----- Information supplied

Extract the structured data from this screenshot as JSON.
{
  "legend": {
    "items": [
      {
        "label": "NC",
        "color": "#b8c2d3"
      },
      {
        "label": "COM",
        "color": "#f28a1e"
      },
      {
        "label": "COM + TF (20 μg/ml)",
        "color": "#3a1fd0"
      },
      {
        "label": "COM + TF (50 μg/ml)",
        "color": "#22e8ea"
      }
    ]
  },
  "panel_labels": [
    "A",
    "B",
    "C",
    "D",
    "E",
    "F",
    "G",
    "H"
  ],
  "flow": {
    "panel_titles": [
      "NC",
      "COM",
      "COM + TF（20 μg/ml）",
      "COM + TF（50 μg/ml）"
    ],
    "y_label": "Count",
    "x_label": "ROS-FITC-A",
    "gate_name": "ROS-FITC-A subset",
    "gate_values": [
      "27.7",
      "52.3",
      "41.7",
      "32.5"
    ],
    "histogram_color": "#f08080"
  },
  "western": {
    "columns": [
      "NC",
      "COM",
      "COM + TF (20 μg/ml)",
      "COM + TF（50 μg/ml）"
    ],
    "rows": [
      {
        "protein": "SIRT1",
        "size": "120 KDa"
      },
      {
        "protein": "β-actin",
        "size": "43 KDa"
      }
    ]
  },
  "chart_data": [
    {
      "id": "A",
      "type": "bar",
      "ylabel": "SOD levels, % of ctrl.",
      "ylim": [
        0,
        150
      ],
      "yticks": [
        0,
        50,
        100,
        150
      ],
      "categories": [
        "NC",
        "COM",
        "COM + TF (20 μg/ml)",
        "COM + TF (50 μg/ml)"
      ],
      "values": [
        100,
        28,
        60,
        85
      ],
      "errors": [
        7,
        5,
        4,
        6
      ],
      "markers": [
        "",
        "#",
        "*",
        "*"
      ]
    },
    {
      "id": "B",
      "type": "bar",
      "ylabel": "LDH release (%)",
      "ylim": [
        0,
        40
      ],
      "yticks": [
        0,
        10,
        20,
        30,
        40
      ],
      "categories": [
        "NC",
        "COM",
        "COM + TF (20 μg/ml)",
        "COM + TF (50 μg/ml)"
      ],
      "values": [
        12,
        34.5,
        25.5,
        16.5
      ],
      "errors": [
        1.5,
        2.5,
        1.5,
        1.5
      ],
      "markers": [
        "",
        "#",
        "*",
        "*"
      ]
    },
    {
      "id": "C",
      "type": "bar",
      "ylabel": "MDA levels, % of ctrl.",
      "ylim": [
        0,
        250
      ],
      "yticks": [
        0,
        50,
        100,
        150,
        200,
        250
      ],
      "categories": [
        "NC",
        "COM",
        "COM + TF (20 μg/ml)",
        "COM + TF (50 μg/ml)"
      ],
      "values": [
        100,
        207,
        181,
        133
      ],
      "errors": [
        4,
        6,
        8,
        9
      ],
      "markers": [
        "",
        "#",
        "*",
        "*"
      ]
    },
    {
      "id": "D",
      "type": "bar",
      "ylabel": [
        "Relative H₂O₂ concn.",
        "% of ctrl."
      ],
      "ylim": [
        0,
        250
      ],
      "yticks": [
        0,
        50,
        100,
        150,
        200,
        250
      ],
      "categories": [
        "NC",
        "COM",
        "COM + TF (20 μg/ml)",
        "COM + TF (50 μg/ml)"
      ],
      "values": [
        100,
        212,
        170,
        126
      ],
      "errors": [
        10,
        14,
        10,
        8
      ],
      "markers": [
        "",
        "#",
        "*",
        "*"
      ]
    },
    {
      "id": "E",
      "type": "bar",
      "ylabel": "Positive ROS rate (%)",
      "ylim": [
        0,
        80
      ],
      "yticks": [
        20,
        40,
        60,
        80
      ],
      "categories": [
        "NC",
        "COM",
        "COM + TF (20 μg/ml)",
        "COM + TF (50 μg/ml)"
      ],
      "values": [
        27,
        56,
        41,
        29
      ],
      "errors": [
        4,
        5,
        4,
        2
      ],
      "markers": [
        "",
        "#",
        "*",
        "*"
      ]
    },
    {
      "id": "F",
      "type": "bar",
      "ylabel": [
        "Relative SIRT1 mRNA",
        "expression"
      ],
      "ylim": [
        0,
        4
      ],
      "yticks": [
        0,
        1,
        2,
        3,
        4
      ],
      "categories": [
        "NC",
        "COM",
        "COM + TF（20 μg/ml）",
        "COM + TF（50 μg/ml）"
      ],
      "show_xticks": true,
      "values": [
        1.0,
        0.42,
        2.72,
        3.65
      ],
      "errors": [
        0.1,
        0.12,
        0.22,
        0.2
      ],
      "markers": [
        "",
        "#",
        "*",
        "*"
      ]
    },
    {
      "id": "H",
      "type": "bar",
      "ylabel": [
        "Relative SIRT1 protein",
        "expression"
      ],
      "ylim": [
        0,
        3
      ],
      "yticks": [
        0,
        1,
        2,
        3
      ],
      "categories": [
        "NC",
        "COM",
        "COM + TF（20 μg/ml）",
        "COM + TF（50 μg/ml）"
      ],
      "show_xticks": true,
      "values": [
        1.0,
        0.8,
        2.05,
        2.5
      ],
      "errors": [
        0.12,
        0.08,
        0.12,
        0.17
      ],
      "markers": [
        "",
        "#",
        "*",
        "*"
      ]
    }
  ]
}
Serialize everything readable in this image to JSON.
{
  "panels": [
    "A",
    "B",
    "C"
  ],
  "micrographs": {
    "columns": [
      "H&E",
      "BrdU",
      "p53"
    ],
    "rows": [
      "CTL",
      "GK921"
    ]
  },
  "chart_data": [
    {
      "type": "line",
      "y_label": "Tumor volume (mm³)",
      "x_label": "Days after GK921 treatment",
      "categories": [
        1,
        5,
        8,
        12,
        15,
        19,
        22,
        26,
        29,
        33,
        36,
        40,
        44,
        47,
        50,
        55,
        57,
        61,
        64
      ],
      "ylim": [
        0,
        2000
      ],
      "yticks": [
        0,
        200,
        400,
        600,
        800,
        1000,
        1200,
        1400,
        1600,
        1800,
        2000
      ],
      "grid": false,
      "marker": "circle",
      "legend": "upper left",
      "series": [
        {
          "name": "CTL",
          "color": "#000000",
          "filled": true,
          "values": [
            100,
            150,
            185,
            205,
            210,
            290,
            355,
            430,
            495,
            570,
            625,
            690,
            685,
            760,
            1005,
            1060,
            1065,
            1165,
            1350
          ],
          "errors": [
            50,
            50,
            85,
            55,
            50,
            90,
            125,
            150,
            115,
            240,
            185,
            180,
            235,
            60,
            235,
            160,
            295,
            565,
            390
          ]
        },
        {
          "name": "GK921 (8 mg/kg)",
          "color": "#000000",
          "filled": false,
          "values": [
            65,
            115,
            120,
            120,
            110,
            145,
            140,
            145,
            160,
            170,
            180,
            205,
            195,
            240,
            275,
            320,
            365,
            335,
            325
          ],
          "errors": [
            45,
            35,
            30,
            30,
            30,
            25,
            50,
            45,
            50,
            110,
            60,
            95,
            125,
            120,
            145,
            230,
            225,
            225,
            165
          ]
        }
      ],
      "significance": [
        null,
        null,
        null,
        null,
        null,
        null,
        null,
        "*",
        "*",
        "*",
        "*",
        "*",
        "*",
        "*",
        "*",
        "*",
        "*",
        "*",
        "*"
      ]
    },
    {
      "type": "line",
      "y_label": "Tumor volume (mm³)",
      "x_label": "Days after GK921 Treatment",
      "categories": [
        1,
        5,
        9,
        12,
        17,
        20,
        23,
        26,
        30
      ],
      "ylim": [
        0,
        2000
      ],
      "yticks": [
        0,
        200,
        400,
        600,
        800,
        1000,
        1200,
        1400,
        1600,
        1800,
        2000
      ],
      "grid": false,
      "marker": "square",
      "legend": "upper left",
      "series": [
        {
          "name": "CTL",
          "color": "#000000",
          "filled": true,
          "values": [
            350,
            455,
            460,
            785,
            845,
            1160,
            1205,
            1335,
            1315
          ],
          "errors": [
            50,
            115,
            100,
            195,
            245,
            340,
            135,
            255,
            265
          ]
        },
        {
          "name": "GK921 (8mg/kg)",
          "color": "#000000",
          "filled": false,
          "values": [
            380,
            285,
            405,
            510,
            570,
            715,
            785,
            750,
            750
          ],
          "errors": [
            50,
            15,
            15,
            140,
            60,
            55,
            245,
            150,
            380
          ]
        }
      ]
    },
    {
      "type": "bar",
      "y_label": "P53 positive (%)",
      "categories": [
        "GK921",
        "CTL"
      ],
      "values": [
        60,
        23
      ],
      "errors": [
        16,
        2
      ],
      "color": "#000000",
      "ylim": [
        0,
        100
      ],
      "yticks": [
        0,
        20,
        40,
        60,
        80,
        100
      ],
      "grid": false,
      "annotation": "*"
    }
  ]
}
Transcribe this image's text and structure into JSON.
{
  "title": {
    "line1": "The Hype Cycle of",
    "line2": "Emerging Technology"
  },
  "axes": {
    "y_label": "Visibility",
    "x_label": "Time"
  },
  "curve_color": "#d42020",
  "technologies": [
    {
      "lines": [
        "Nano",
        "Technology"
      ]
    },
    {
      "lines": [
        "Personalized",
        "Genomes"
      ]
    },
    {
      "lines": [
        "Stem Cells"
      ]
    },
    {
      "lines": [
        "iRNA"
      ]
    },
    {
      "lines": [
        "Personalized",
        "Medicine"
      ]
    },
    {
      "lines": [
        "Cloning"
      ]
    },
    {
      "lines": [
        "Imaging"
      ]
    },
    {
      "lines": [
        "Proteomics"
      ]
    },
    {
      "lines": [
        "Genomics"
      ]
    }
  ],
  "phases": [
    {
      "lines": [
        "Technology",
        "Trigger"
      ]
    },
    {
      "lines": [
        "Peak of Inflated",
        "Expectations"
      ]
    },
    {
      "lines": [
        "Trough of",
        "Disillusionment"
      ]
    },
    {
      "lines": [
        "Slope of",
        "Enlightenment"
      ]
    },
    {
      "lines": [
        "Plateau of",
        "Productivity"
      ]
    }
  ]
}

----------

Activity: Answer with a number only: how many lines above have the word "protein"?

Answer below: 3